*RECORDS FOR PROCESSING*:
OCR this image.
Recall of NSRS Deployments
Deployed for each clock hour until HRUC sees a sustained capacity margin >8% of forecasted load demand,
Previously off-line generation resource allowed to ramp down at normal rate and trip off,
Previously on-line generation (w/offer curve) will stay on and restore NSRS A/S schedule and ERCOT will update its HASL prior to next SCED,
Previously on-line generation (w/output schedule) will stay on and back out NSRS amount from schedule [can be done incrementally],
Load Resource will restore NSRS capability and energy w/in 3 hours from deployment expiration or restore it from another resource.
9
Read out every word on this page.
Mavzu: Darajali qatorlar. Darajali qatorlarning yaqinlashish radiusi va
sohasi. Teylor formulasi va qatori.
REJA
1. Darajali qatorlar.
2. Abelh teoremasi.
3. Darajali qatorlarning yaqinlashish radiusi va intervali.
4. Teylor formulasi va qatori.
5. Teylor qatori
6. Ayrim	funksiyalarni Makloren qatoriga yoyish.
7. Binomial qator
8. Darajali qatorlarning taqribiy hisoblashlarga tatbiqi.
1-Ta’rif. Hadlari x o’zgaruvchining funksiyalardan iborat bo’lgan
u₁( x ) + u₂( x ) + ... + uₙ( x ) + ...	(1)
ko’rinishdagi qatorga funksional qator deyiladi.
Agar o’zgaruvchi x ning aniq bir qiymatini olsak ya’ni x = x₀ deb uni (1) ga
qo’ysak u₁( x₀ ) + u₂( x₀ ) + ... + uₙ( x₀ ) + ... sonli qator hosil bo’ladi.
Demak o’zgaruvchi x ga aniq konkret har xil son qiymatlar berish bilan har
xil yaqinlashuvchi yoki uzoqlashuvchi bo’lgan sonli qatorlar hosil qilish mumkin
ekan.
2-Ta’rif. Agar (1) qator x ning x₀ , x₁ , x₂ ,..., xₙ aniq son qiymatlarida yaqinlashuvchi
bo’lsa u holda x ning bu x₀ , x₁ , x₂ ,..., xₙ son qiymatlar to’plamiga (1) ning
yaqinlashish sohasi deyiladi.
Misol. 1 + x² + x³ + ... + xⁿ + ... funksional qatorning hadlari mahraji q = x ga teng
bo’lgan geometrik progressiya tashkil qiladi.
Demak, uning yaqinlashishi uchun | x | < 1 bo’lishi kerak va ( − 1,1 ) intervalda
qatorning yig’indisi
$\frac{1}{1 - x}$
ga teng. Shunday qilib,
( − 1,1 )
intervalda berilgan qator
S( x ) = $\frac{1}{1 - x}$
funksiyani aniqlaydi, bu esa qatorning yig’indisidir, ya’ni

*BRIEF*: Gather each line of the listing that holds the string "qatorlarning".

*EXERCISE RESULT*:
Mavzu: Darajali qatorlar. Darajali qatorlarning yaqinlashish radiusi va
3. Darajali qatorlarning yaqinlashish radiusi va intervali.
8. Darajali qatorlarning taqribiy hisoblashlarga tatbiqi.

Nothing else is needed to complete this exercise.